### REQUIREMENT
Your task is to extract every line from the material below exactly.

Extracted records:
==================================================

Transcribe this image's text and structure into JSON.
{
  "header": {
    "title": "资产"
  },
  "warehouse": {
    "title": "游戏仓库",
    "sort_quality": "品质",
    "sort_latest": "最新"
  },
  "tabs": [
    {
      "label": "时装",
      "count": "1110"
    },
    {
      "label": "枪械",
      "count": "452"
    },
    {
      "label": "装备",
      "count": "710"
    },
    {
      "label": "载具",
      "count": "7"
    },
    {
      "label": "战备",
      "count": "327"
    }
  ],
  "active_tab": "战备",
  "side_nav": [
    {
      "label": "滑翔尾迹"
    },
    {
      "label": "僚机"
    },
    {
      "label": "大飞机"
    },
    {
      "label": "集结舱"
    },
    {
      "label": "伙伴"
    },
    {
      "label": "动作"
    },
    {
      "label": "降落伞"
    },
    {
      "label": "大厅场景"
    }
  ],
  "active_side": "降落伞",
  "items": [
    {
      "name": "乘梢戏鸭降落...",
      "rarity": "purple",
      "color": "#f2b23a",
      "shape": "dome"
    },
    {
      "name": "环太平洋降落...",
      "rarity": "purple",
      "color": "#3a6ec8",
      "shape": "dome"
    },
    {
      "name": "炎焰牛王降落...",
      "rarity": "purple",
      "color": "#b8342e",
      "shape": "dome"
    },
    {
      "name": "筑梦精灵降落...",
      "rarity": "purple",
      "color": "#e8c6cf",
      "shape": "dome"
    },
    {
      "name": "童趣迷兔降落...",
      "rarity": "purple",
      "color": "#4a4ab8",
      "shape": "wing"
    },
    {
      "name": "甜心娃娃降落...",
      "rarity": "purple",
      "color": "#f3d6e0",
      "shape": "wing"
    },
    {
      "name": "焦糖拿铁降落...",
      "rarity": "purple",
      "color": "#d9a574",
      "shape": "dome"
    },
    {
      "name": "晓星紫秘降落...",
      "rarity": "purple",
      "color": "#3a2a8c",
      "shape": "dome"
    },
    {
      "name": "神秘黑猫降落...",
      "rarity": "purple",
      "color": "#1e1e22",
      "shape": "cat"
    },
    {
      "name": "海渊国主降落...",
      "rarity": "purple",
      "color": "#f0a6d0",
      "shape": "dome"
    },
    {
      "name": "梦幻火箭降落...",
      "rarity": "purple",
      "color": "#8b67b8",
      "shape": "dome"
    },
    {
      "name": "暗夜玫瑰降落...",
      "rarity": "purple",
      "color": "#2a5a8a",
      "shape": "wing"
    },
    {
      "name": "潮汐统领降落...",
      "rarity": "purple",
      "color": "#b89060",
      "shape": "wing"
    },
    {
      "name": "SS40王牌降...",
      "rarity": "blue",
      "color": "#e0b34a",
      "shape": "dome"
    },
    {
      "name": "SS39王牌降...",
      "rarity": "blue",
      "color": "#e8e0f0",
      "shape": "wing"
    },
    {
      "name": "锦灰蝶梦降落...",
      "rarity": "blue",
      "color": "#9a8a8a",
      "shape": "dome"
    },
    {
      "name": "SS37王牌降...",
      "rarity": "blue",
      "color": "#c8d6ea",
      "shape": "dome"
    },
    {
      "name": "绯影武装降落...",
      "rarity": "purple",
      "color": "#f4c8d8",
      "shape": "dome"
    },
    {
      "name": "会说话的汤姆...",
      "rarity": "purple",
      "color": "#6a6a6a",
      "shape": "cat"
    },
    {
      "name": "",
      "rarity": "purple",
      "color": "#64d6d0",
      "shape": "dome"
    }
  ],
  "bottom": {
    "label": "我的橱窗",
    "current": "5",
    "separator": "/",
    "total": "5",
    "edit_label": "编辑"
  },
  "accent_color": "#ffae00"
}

==================================================

### OUTPUT OF THE EXERCISE
Transcribe this image's text and structure into JSON.
{
  "header": {
    "title": "资产"
  },
  "warehouse": {
    "title": "游戏仓库",
    "sort_quality": "品质",
    "sort_latest": "最新"
  },
  "tabs": [
    {
      "label": "时装",
      "count": "1110"
    },
    {
      "label": "枪械",
      "count": "452"
    },
    {
      "label": "装备",
      "count": "710"
    },
    {
      "label": "载具",
      "count": "7"
    },
    {
      "label": "战备",
      "count": "327"
    }
  ],
  "active_tab": "战备",
  "side_nav": [
    {
      "label": "滑翔尾迹"
    },
    {
      "label": "僚机"
    },
    {
      "label": "大飞机"
    },
    {
      "label": "集结舱"
    },
    {
      "label": "伙伴"
    },
    {
      "label": "动作"
    },
    {
      "label": "降落伞"
    },
    {
      "label": "大厅场景"
    }
  ],
  "active_side": "降落伞",
  "items": [
    {
      "name": "乘梢戏鸭降落...",
      "rarity": "purple",
      "color": "#f2b23a",
      "shape": "dome"
    },
    {
      "name": "环太平洋降落...",
      "rarity": "purple",
      "color": "#3a6ec8",
      "shape": "dome"
    },
    {
      "name": "炎焰牛王降落...",
      "rarity": "purple",
      "color": "#b8342e",
      "shape": "dome"
    },
    {
      "name": "筑梦精灵降落...",
      "rarity": "purple",
      "color": "#e8c6cf",
      "shape": "dome"
    },
    {
      "name": "童趣迷兔降落...",
      "rarity": "purple",
      "color": "#4a4ab8",
      "shape": "wing"
    },
    {
      "name": "甜心娃娃降落...",
      "rarity": "purple",
      "color": "#f3d6e0",
      "shape": "wing"
    },
    {
      "name": "焦糖拿铁降落...",
      "rarity": "purple",
      "color": "#d9a574",
      "shape": "dome"
    },
    {
      "name": "晓星紫秘降落...",
      "rarity": "purple",
      "color": "#3a2a8c",
      "shape": "dome"
    },
    {
      "name": "神秘黑猫降落...",
      "rarity": "purple",
      "color": "#1e1e22",
      "shape": "cat"
    },
    {
      "name": "海渊国主降落...",
      "rarity": "purple",
      "color": "#f0a6d0",
      "shape": "dome"
    },
    {
      "name": "梦幻火箭降落...",
      "rarity": "purple",
      "color": "#8b67b8",
      "shape": "dome"
    },
    {
      "name": "暗夜玫瑰降落...",
      "rarity": "purple",
      "color": "#2a5a8a",
      "shape": "wing"
    },
    {
      "name": "潮汐统领降落...",
      "rarity": "purple",
      "color": "#b89060",
      "shape": "wing"
    },
    {
      "name": "SS40王牌降...",
      "rarity": "blue",
      "color": "#e0b34a",
      "shape": "dome"
    },
    {
      "name": "SS39王牌降...",
      "rarity": "blue",
      "color": "#e8e0f0",
      "shape": "wing"
    },
    {
      "name": "锦灰蝶梦降落...",
      "rarity": "blue",
      "color": "#9a8a8a",
      "shape": "dome"
    },
    {
      "name": "SS37王牌降...",
      "rarity": "blue",
      "color": "#c8d6ea",
      "shape": "dome"
    },
    {
      "name": "绯影武装降落...",
      "rarity": "purple",
      "color": "#f4c8d8",
      "shape": "dome"
    },
    {
      "name": "会说话的汤姆...",
      "rarity": "purple",
      "color": "#6a6a6a",
      "shape": "cat"
    },
    {
      "name": "",
      "rarity": "purple",
      "color": "#64d6d0",
      "shape": "dome"
    }
  ],
  "bottom": {
    "label": "我的橱窗",
    "current": "5",
    "separator": "/",
    "total": "5",
    "edit_label": "编辑"
  },
  "accent_color": "#ffae00"
}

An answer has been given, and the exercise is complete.